### Quoted text
I left Fayemi’s office that night worried. Why must Nigerian politicians prepare for elections as if they are preparing for war, even when we claim that we are in a democracy? Is election synonymous with war? Must an election be a do-or-die affair?

 

Granted, those who claim to be students of politics or who have read Niccolo Machiavelli’s The Prince will tell you that power is not given but taken. Therefore, all there is to struggle for power is intrigues. It is about viciousness and manipulation. The struggle for power brings out the animal in man.

 

But that is true if we are talking about other forms of governments such as dictatorship, oligarchy, monarchy and aristocracy, in which the people have little or no say in who leads and how the government is run.

 

A democracy is different. Yes, even in a democracy, there is contest, but power resides with the people who have the inalienable right to decide who governs them. So, democracy can never be war. It is a contest for ideas, policies and programmes. It is a battle to win the hearts and trust of the electorate.

 

So, why is Nigeria’s brand of democracy different? Why do politicians here want power at all costs? Why did a standalone election in a state like Ekiti, one of the smallest in Nigeria with little or no resources, generate so much heat? Is it that the electorate in Ekiti are so daft that they don’t know what is good for them?

### Problem set
A. List every form of government other than democracy that the passage on Nigerian elections names.
B. In the passage on Nigerian elections, rewrite the stretch from "But that is" through "good for them?", substituting "voters" for "electorate".
Rely solely on the passage on Nigerian elections.

### Data rows
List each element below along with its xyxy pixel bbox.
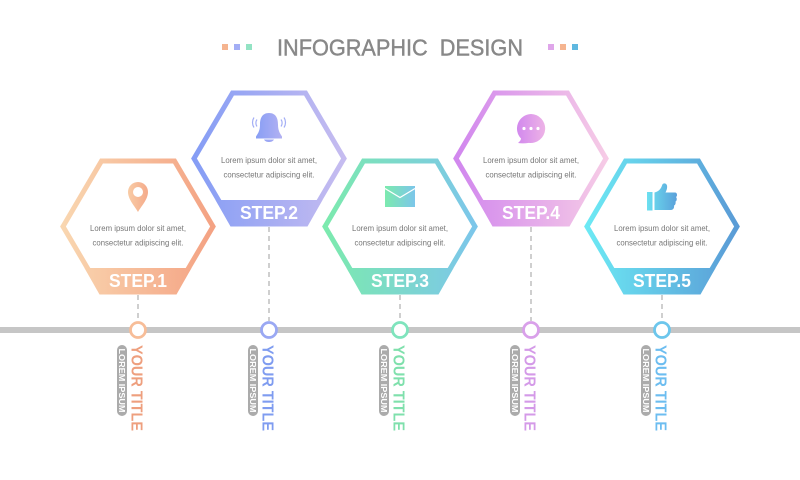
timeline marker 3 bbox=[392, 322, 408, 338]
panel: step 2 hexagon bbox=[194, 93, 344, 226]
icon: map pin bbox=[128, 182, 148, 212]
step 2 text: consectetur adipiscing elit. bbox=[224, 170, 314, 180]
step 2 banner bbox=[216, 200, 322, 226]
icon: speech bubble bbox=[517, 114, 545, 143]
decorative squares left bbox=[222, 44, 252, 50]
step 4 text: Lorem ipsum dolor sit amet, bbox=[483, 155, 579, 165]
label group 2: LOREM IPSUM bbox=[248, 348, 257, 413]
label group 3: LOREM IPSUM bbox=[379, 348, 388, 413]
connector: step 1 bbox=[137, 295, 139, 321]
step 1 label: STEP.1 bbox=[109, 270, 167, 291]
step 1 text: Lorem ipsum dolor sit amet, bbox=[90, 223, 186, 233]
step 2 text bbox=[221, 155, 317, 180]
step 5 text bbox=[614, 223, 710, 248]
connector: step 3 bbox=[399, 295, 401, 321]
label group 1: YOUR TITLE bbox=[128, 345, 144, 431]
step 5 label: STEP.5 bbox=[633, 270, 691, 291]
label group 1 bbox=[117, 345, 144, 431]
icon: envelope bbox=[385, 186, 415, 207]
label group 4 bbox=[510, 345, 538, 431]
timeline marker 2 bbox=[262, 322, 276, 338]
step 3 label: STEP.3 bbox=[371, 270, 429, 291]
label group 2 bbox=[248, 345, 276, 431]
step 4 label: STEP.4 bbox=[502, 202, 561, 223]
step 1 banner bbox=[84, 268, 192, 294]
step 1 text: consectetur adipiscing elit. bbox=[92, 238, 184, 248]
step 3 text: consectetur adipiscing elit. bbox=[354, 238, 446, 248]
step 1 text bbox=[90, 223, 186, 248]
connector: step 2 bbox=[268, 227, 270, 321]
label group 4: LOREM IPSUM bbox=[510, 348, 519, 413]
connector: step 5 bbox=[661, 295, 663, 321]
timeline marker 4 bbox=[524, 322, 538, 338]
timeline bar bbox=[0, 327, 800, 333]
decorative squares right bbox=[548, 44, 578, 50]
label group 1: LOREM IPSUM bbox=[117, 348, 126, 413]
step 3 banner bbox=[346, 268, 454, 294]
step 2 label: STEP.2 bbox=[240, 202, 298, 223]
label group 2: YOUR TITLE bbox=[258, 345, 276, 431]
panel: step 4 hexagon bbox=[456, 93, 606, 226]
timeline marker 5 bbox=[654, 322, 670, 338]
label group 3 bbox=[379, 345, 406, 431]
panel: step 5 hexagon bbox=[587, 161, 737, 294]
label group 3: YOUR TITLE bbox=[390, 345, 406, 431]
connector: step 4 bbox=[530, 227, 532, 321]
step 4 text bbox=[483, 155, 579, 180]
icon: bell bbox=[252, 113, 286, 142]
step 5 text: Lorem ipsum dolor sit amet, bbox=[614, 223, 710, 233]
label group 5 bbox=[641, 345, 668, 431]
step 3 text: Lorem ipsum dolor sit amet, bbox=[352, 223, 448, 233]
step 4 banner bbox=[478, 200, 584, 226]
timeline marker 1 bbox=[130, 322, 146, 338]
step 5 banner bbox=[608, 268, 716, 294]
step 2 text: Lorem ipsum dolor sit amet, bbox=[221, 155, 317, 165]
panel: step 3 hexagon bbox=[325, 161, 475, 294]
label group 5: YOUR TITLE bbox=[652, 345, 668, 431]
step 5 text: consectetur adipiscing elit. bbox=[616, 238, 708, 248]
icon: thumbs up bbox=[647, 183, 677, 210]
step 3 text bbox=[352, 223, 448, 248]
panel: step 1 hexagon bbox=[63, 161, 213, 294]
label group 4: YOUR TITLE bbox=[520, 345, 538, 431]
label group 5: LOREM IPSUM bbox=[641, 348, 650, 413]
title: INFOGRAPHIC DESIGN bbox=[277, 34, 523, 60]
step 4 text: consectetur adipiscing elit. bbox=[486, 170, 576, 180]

### Answers per task
A.
dictatorship
oligarchy
monarchy
aristocracy

B.
But that is true if we are talking about other forms of governments such as dictatorship, oligarchy, monarchy and aristocracy, in which the people have little or no say in who leads and how the government is run.

 

A democracy is different. Yes, even in a democracy, there is contest, but power resides with the people who have the inalienable right to decide who governs them. So, democracy can never be war. It is a contest for ideas, policies and programmes. It is a battle to win the hearts and trust of the voters.

 

So, why is Nigeria’s brand of democracy different? Why do politicians here want power at all costs? Why did a standalone election in a state like Ekiti, one of the smallest in Nigeria with little or no resources, generate so much heat? Is it that the voters in Ekiti are so daft that they don’t know what is good for them?